**Exercise task**: Collect all lines from the records below that include the word "Acto".

***

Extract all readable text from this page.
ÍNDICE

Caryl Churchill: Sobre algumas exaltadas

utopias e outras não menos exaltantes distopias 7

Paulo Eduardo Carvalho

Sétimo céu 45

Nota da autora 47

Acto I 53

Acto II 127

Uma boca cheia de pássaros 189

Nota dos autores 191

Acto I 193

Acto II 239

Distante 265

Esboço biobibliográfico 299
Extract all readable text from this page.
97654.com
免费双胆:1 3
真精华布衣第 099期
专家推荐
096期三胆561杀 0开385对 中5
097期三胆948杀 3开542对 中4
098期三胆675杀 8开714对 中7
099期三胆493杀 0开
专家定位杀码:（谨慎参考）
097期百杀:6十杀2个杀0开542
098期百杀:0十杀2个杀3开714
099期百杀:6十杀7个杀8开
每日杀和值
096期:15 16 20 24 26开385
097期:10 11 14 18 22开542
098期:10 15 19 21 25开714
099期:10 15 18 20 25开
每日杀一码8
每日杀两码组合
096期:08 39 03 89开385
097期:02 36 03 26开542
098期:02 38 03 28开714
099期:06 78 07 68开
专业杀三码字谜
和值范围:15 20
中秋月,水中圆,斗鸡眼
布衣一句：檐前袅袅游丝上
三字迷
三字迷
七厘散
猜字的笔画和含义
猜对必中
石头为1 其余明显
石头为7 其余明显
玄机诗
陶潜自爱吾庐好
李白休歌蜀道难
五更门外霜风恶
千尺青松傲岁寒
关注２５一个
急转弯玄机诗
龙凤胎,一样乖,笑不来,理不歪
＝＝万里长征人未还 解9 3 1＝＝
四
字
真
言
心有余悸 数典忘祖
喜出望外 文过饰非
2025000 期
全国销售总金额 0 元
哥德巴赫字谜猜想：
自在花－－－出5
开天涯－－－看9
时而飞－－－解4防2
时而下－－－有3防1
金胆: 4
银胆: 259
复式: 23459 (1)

***

**Correct answer**:
Acto I 53
Acto II 127
Acto I 193
Acto II 239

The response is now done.